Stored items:
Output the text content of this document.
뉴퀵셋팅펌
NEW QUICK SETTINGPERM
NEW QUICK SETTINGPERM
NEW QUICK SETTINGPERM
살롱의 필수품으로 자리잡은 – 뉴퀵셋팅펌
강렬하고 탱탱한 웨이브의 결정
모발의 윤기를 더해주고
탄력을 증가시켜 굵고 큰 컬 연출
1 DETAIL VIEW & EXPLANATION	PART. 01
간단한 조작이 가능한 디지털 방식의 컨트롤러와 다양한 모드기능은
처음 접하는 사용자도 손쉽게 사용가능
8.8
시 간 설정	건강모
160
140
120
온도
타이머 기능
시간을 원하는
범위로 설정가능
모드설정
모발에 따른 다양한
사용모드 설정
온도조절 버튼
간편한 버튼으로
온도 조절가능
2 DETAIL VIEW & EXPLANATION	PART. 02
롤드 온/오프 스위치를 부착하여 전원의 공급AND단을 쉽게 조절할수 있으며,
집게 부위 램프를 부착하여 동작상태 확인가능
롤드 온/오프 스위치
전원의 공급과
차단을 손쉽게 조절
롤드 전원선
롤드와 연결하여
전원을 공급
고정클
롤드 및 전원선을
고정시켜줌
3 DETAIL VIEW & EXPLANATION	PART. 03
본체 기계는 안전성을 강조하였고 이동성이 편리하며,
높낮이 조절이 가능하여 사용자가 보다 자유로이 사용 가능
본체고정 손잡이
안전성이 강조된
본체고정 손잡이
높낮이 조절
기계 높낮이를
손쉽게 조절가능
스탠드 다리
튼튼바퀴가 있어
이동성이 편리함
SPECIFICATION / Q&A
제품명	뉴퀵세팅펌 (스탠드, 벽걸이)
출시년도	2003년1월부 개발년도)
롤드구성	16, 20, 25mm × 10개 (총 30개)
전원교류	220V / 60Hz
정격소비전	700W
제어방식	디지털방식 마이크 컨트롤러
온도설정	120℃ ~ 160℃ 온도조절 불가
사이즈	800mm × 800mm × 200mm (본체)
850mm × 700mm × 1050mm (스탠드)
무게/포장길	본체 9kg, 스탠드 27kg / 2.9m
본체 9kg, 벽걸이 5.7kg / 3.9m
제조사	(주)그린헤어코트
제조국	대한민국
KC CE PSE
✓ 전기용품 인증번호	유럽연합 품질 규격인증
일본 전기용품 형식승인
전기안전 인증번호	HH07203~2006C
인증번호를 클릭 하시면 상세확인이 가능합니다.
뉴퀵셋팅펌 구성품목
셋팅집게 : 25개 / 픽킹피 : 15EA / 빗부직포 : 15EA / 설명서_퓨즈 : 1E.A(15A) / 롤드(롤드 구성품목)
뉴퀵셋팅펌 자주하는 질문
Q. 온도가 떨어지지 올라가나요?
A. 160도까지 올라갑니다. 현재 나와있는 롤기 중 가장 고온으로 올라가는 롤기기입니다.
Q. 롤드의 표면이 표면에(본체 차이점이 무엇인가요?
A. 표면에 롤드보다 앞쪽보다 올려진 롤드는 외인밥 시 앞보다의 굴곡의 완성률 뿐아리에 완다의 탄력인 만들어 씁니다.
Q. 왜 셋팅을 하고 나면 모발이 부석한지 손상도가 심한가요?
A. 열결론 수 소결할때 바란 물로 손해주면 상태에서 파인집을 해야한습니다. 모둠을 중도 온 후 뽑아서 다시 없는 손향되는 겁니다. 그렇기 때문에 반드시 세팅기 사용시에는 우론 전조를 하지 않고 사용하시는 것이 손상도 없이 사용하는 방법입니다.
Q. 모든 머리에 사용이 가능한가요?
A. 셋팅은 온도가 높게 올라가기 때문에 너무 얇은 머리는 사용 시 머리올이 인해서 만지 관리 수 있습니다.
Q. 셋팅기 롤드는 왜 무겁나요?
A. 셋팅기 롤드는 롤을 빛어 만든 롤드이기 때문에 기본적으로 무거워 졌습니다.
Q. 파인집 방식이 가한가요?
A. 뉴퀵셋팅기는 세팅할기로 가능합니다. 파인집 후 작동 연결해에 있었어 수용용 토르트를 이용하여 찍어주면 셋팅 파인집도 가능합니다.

## Problem description
Give back each line above precisely as it stands.

## Written answer
Output the text content of this document.
뉴퀵셋팅펌
NEW QUICK SETTINGPERM
NEW QUICK SETTINGPERM
NEW QUICK SETTINGPERM
살롱의 필수품으로 자리잡은 – 뉴퀵셋팅펌
강렬하고 탱탱한 웨이브의 결정
모발의 윤기를 더해주고
탄력을 증가시켜 굵고 큰 컬 연출
1 DETAIL VIEW & EXPLANATION	PART. 01
간단한 조작이 가능한 디지털 방식의 컨트롤러와 다양한 모드기능은
처음 접하는 사용자도 손쉽게 사용가능
8.8
시 간 설정	건강모
160
140
120
온도
타이머 기능
시간을 원하는
범위로 설정가능
모드설정
모발에 따른 다양한
사용모드 설정
온도조절 버튼
간편한 버튼으로
온도 조절가능
2 DETAIL VIEW & EXPLANATION	PART. 02
롤드 온/오프 스위치를 부착하여 전원의 공급AND단을 쉽게 조절할수 있으며,
집게 부위 램프를 부착하여 동작상태 확인가능
롤드 온/오프 스위치
전원의 공급과
차단을 손쉽게 조절
롤드 전원선
롤드와 연결하여
전원을 공급
고정클
롤드 및 전원선을
고정시켜줌
3 DETAIL VIEW & EXPLANATION	PART. 03
본체 기계는 안전성을 강조하였고 이동성이 편리하며,
높낮이 조절이 가능하여 사용자가 보다 자유로이 사용 가능
본체고정 손잡이
안전성이 강조된
본체고정 손잡이
높낮이 조절
기계 높낮이를
손쉽게 조절가능
스탠드 다리
튼튼바퀴가 있어
이동성이 편리함
SPECIFICATION / Q&A
제품명	뉴퀵세팅펌 (스탠드, 벽걸이)
출시년도	2003년1월부 개발년도)
롤드구성	16, 20, 25mm × 10개 (총 30개)
전원교류	220V / 60Hz
정격소비전	700W
제어방식	디지털방식 마이크 컨트롤러
온도설정	120℃ ~ 160℃ 온도조절 불가
사이즈	800mm × 800mm × 200mm (본체)
850mm × 700mm × 1050mm (스탠드)
무게/포장길	본체 9kg, 스탠드 27kg / 2.9m
본체 9kg, 벽걸이 5.7kg / 3.9m
제조사	(주)그린헤어코트
제조국	대한민국
KC CE PSE
✓ 전기용품 인증번호	유럽연합 품질 규격인증
일본 전기용품 형식승인
전기안전 인증번호	HH07203~2006C
인증번호를 클릭 하시면 상세확인이 가능합니다.
뉴퀵셋팅펌 구성품목
셋팅집게 : 25개 / 픽킹피 : 15EA / 빗부직포 : 15EA / 설명서_퓨즈 : 1E.A(15A) / 롤드(롤드 구성품목)
뉴퀵셋팅펌 자주하는 질문
Q. 온도가 떨어지지 올라가나요?
A. 160도까지 올라갑니다. 현재 나와있는 롤기 중 가장 고온으로 올라가는 롤기기입니다.
Q. 롤드의 표면이 표면에(본체 차이점이 무엇인가요?
A. 표면에 롤드보다 앞쪽보다 올려진 롤드는 외인밥 시 앞보다의 굴곡의 완성률 뿐아리에 완다의 탄력인 만들어 씁니다.
Q. 왜 셋팅을 하고 나면 모발이 부석한지 손상도가 심한가요?
A. 열결론 수 소결할때 바란 물로 손해주면 상태에서 파인집을 해야한습니다. 모둠을 중도 온 후 뽑아서 다시 없는 손향되는 겁니다. 그렇기 때문에 반드시 세팅기 사용시에는 우론 전조를 하지 않고 사용하시는 것이 손상도 없이 사용하는 방법입니다.
Q. 모든 머리에 사용이 가능한가요?
A. 셋팅은 온도가 높게 올라가기 때문에 너무 얇은 머리는 사용 시 머리올이 인해서 만지 관리 수 있습니다.
Q. 셋팅기 롤드는 왜 무겁나요?
A. 셋팅기 롤드는 롤을 빛어 만든 롤드이기 때문에 기본적으로 무거워 졌습니다.
Q. 파인집 방식이 가한가요?
A. 뉴퀵셋팅기는 세팅할기로 가능합니다. 파인집 후 작동 연결해에 있었어 수용용 토르트를 이용하여 찍어주면 셋팅 파인집도 가능합니다.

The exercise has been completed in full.